EXTRACTED DATA:

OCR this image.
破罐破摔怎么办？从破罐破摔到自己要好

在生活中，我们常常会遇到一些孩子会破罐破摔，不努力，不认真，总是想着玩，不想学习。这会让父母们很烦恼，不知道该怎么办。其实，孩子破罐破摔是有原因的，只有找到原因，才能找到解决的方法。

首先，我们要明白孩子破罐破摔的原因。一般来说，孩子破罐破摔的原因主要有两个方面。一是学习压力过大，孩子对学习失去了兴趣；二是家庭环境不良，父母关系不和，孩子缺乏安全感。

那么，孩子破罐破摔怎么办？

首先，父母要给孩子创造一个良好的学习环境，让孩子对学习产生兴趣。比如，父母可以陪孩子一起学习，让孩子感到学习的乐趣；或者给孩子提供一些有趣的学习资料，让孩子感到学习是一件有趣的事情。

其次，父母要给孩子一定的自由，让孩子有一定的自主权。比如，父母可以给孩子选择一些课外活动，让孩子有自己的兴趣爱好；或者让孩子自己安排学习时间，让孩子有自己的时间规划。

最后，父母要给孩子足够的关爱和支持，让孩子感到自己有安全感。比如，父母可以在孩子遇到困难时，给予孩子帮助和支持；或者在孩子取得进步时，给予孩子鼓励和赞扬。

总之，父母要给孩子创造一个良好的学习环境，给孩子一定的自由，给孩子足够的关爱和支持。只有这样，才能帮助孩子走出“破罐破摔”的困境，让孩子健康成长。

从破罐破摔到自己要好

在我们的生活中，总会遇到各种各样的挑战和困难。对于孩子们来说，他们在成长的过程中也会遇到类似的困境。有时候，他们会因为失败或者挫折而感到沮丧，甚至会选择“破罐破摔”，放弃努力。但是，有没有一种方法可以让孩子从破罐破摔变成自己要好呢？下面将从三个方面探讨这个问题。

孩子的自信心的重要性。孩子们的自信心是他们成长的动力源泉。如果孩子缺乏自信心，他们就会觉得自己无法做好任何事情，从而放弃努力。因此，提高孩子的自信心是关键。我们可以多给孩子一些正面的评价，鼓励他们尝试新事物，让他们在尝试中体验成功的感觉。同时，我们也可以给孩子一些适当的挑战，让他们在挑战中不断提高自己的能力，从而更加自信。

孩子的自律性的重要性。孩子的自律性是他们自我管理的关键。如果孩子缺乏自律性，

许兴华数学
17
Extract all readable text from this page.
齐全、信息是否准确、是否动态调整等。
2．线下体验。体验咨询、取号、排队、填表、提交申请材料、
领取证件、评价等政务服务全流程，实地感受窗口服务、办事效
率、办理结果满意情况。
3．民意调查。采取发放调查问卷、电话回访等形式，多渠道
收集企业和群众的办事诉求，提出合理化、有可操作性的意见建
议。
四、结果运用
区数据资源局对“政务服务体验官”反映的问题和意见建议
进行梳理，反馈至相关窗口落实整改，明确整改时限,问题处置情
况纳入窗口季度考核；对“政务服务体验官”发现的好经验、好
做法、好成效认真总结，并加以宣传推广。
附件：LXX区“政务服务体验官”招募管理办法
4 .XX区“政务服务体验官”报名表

WHAT THE TASK REQUIRES: Scan the lines for the string "政务服务体验官". Pick out every line that has it.

COMPLETE RESPONSE:
区数据资源局对“政务服务体验官”反映的问题和意见建议
况纳入窗口季度考核；对“政务服务体验官”发现的好经验、好
附件：LXX区“政务服务体验官”招募管理办法
4 .XX区“政务服务体验官”报名表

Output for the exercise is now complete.